(begin)

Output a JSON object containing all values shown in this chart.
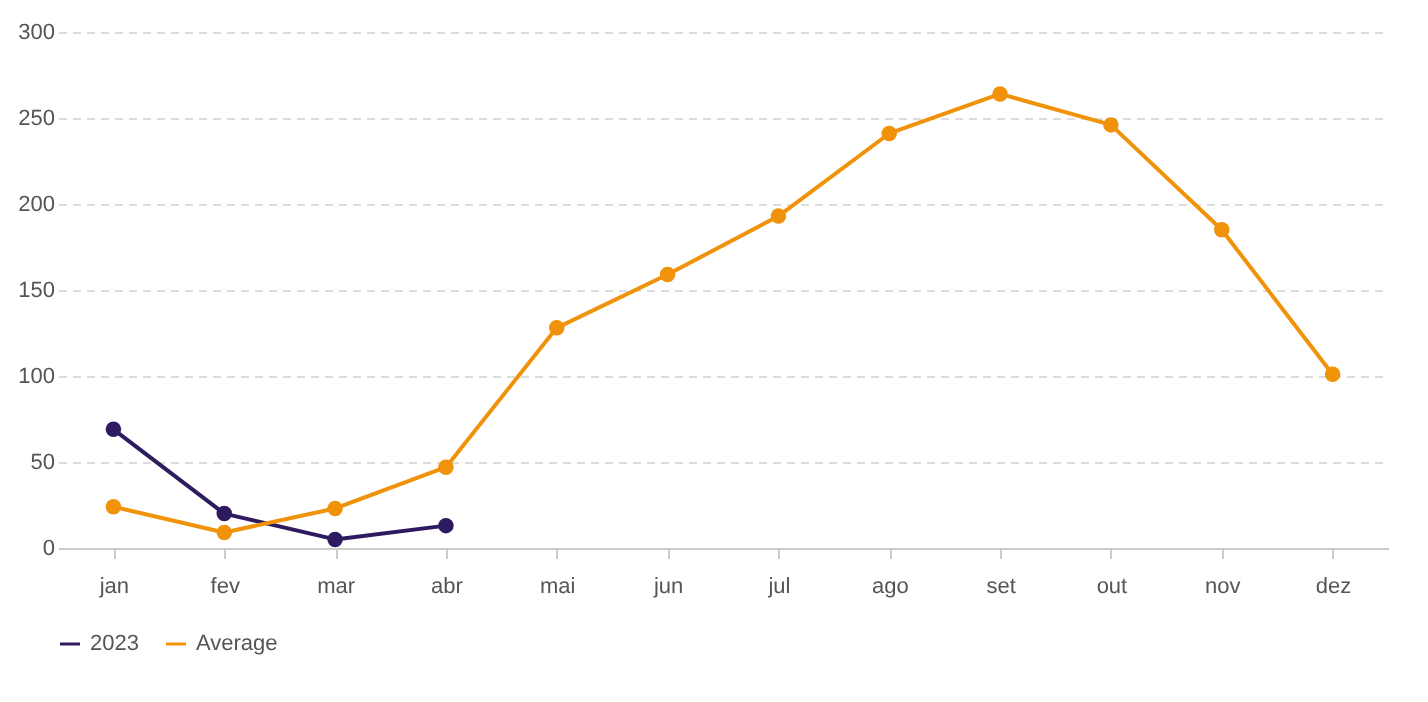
{
  "chart_data": {
    "type": "line",
    "categories": [
      "jan",
      "fev",
      "mar",
      "abr",
      "mai",
      "jun",
      "jul",
      "ago",
      "set",
      "out",
      "nov",
      "dez"
    ],
    "series": [
      {
        "name": "2023",
        "color": "#2e1a5e",
        "values": [
          69,
          20,
          5,
          13,
          null,
          null,
          null,
          null,
          null,
          null,
          null,
          null
        ]
      },
      {
        "name": "Average",
        "color": "#f0920a",
        "values": [
          24,
          9,
          23,
          47,
          128,
          159,
          193,
          241,
          264,
          246,
          185,
          101
        ]
      }
    ],
    "ylim": [
      0,
      300
    ],
    "yticks": [
      0,
      50,
      100,
      150,
      200,
      250,
      300
    ],
    "grid": "y",
    "legend": "bottom",
    "marker": "circle",
    "line_style": "solid"
  }
}
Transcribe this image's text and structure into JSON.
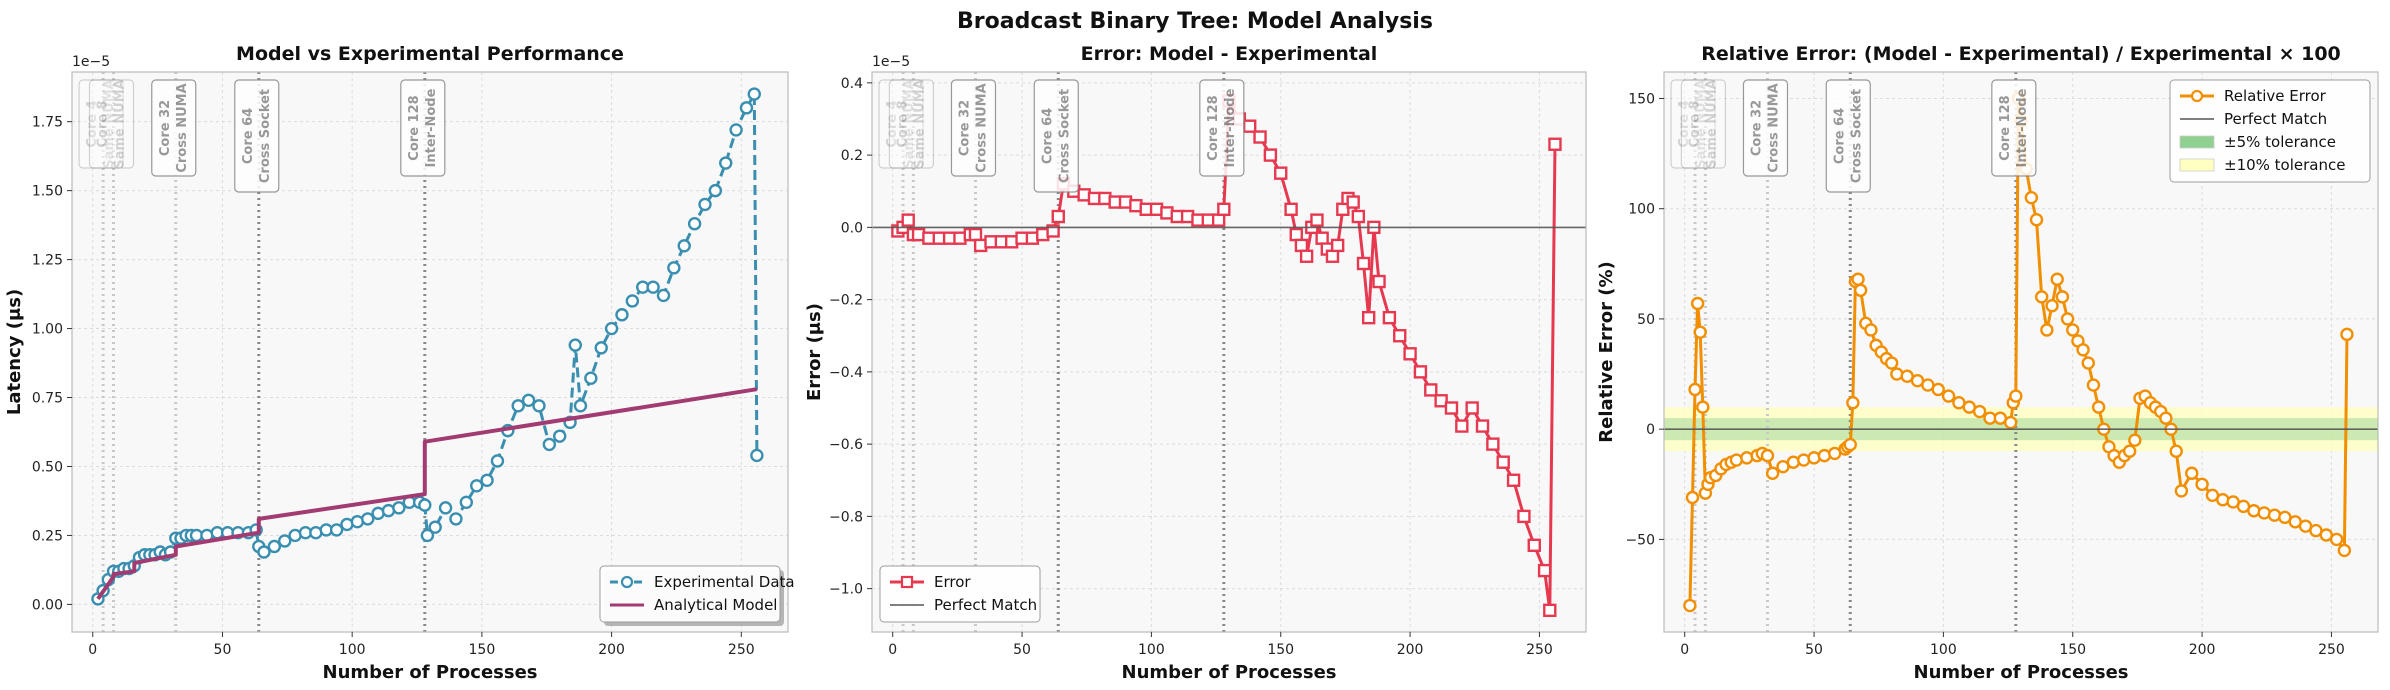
{
  "figure": {
    "title": "Broadcast Binary Tree: Model Analysis"
  },
  "colors": {
    "experimental": "#3a8fb0",
    "model": "#a23b72",
    "error": "#e63950",
    "relerr": "#f18f01",
    "reference": "#555555",
    "tol5": "#90d090",
    "tol10": "#ffffc0",
    "panel_bg": "#f8f8f8"
  },
  "boundaries": [
    {
      "x": 4,
      "line1": "Core 4",
      "line2": "Same NUMA"
    },
    {
      "x": 8,
      "line1": "Core 8",
      "line2": "Same NUMA"
    },
    {
      "x": 32,
      "line1": "Core 32",
      "line2": "Cross NUMA"
    },
    {
      "x": 64,
      "line1": "Core 64",
      "line2": "Cross Socket"
    },
    {
      "x": 128,
      "line1": "Core 128",
      "line2": "Inter-Node"
    }
  ],
  "chart_data": [
    {
      "type": "line",
      "title": "Model vs Experimental Performance",
      "xlabel": "Number of Processes",
      "ylabel": "Latency (μs)",
      "y_offset_label": "1e−5",
      "xlim": [
        -8,
        268
      ],
      "ylim": [
        -0.1,
        1.93
      ],
      "xticks": [
        0,
        50,
        100,
        150,
        200,
        250
      ],
      "yticks": [
        0.0,
        0.25,
        0.5,
        0.75,
        1.0,
        1.25,
        1.5,
        1.75
      ],
      "ytick_labels": [
        "0.00",
        "0.25",
        "0.50",
        "0.75",
        "1.00",
        "1.25",
        "1.50",
        "1.75"
      ],
      "legend": {
        "position": "bottom-right",
        "entries": [
          "Experimental Data",
          "Analytical Model"
        ]
      },
      "series": [
        {
          "name": "Experimental Data",
          "x": [
            2,
            4,
            6,
            8,
            10,
            12,
            14,
            16,
            18,
            20,
            22,
            24,
            26,
            28,
            30,
            32,
            34,
            36,
            38,
            40,
            44,
            48,
            52,
            56,
            60,
            63,
            64,
            66,
            70,
            74,
            78,
            82,
            86,
            90,
            94,
            98,
            102,
            106,
            110,
            114,
            118,
            122,
            126,
            128,
            129,
            132,
            136,
            140,
            144,
            148,
            152,
            156,
            160,
            164,
            168,
            172,
            176,
            180,
            184,
            186,
            188,
            192,
            196,
            200,
            204,
            208,
            212,
            216,
            220,
            224,
            228,
            232,
            236,
            240,
            244,
            248,
            252,
            255,
            256
          ],
          "values": [
            0.02,
            0.05,
            0.09,
            0.12,
            0.12,
            0.13,
            0.13,
            0.14,
            0.17,
            0.18,
            0.18,
            0.18,
            0.19,
            0.18,
            0.19,
            0.24,
            0.24,
            0.25,
            0.25,
            0.25,
            0.25,
            0.26,
            0.26,
            0.26,
            0.26,
            0.27,
            0.21,
            0.19,
            0.21,
            0.23,
            0.25,
            0.26,
            0.26,
            0.27,
            0.27,
            0.29,
            0.3,
            0.31,
            0.33,
            0.34,
            0.35,
            0.37,
            0.37,
            0.36,
            0.25,
            0.28,
            0.35,
            0.31,
            0.37,
            0.43,
            0.45,
            0.52,
            0.63,
            0.72,
            0.74,
            0.72,
            0.58,
            0.61,
            0.66,
            0.94,
            0.72,
            0.82,
            0.93,
            1.0,
            1.05,
            1.1,
            1.15,
            1.15,
            1.12,
            1.22,
            1.3,
            1.38,
            1.45,
            1.5,
            1.6,
            1.72,
            1.8,
            1.85,
            0.54
          ]
        },
        {
          "name": "Analytical Model",
          "x": [
            2,
            8,
            8,
            16,
            16,
            32,
            32,
            64,
            64,
            128,
            128,
            256
          ],
          "values": [
            0.02,
            0.1,
            0.11,
            0.12,
            0.15,
            0.18,
            0.21,
            0.26,
            0.31,
            0.4,
            0.59,
            0.78
          ]
        }
      ]
    },
    {
      "type": "line",
      "title": "Error: Model - Experimental",
      "xlabel": "Number of Processes",
      "ylabel": "Error (μs)",
      "y_offset_label": "1e−5",
      "xlim": [
        -8,
        268
      ],
      "ylim": [
        -1.12,
        0.43
      ],
      "xticks": [
        0,
        50,
        100,
        150,
        200,
        250
      ],
      "yticks": [
        -1.0,
        -0.8,
        -0.6,
        -0.4,
        -0.2,
        0.0,
        0.2,
        0.4
      ],
      "ytick_labels": [
        "−1.0",
        "−0.8",
        "−0.6",
        "−0.4",
        "−0.2",
        "0.0",
        "0.2",
        "0.4"
      ],
      "legend": {
        "position": "bottom-left",
        "entries": [
          "Error",
          "Perfect Match"
        ]
      },
      "series": [
        {
          "name": "Error",
          "x": [
            2,
            4,
            6,
            8,
            10,
            14,
            18,
            22,
            26,
            30,
            32,
            34,
            38,
            42,
            46,
            50,
            54,
            58,
            62,
            64,
            66,
            70,
            74,
            78,
            82,
            86,
            90,
            94,
            98,
            102,
            106,
            110,
            114,
            118,
            122,
            126,
            128,
            130,
            134,
            138,
            142,
            146,
            150,
            154,
            156,
            158,
            160,
            162,
            164,
            166,
            168,
            170,
            172,
            174,
            176,
            178,
            180,
            182,
            184,
            186,
            188,
            192,
            196,
            200,
            204,
            208,
            212,
            216,
            220,
            224,
            228,
            232,
            236,
            240,
            244,
            248,
            252,
            254,
            256
          ],
          "values": [
            -0.01,
            0.0,
            0.02,
            -0.02,
            -0.02,
            -0.03,
            -0.03,
            -0.03,
            -0.03,
            -0.02,
            -0.02,
            -0.05,
            -0.04,
            -0.04,
            -0.04,
            -0.03,
            -0.03,
            -0.02,
            -0.01,
            0.03,
            0.12,
            0.1,
            0.09,
            0.08,
            0.08,
            0.07,
            0.07,
            0.06,
            0.05,
            0.05,
            0.04,
            0.03,
            0.03,
            0.02,
            0.02,
            0.02,
            0.05,
            0.35,
            0.3,
            0.28,
            0.25,
            0.2,
            0.15,
            0.05,
            -0.02,
            -0.05,
            -0.08,
            0.0,
            0.02,
            -0.03,
            -0.06,
            -0.08,
            -0.05,
            0.05,
            0.08,
            0.07,
            0.03,
            -0.1,
            -0.25,
            0.0,
            -0.15,
            -0.25,
            -0.3,
            -0.35,
            -0.4,
            -0.45,
            -0.48,
            -0.5,
            -0.55,
            -0.5,
            -0.55,
            -0.6,
            -0.65,
            -0.7,
            -0.8,
            -0.88,
            -0.95,
            -1.06,
            0.23
          ]
        },
        {
          "name": "Perfect Match",
          "x": [
            -8,
            268
          ],
          "values": [
            0,
            0
          ]
        }
      ]
    },
    {
      "type": "line",
      "title": "Relative Error: (Model - Experimental) / Experimental × 100",
      "xlabel": "Number of Processes",
      "ylabel": "Relative Error (%)",
      "xlim": [
        -8,
        268
      ],
      "ylim": [
        -92,
        162
      ],
      "xticks": [
        0,
        50,
        100,
        150,
        200,
        250
      ],
      "yticks": [
        -50,
        0,
        50,
        100,
        150
      ],
      "ytick_labels": [
        "−50",
        "0",
        "50",
        "100",
        "150"
      ],
      "legend": {
        "position": "top-right",
        "entries": [
          "Relative Error",
          "Perfect Match",
          "±5% tolerance",
          "±10% tolerance"
        ]
      },
      "series": [
        {
          "name": "Relative Error",
          "x": [
            2,
            3,
            4,
            5,
            6,
            7,
            8,
            9,
            10,
            12,
            14,
            16,
            18,
            20,
            24,
            28,
            30,
            32,
            34,
            38,
            42,
            46,
            50,
            54,
            58,
            62,
            63,
            64,
            65,
            66,
            67,
            68,
            70,
            72,
            74,
            76,
            78,
            80,
            82,
            86,
            90,
            94,
            98,
            102,
            106,
            110,
            114,
            118,
            122,
            126,
            127,
            128,
            129,
            130,
            132,
            134,
            136,
            138,
            140,
            142,
            144,
            146,
            148,
            150,
            152,
            154,
            156,
            158,
            160,
            162,
            164,
            166,
            168,
            170,
            172,
            174,
            176,
            178,
            180,
            182,
            184,
            186,
            188,
            190,
            192,
            196,
            200,
            204,
            208,
            212,
            216,
            220,
            224,
            228,
            232,
            236,
            240,
            244,
            248,
            252,
            255,
            256
          ],
          "values": [
            -80,
            -31,
            18,
            57,
            44,
            10,
            -29,
            -25,
            -22,
            -21,
            -18,
            -16,
            -15,
            -14,
            -13,
            -12,
            -11,
            -12,
            -20,
            -17,
            -15,
            -14,
            -13,
            -12,
            -11,
            -9,
            -8,
            -7,
            12,
            67,
            68,
            63,
            48,
            45,
            38,
            35,
            32,
            30,
            25,
            24,
            22,
            20,
            18,
            15,
            12,
            10,
            8,
            5,
            5,
            3,
            12,
            15,
            150,
            140,
            118,
            105,
            95,
            60,
            45,
            56,
            68,
            60,
            50,
            45,
            40,
            36,
            30,
            20,
            10,
            0,
            -8,
            -12,
            -15,
            -12,
            -10,
            -5,
            14,
            15,
            12,
            10,
            8,
            5,
            0,
            -10,
            -28,
            -20,
            -25,
            -30,
            -32,
            -33,
            -35,
            -37,
            -38,
            -39,
            -40,
            -42,
            -44,
            -46,
            -48,
            -50,
            -55,
            43
          ]
        },
        {
          "name": "Perfect Match",
          "x": [
            -8,
            268
          ],
          "values": [
            0,
            0
          ]
        }
      ],
      "bands": [
        {
          "name": "±10% tolerance",
          "range": [
            -10,
            10
          ]
        },
        {
          "name": "±5% tolerance",
          "range": [
            -5,
            5
          ]
        }
      ]
    }
  ]
}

(end)

**INSTRUCTIONS FOR THE TASK**: Pick out the lines above containing the word "Core", then copy them.

**RESPONSE TO THIS TASK**:
      "line1": "Core 4",
      "line1": "Core 8",
      "line1": "Core 32",
      "line1": "Core 64",
      "line1": "Core 128",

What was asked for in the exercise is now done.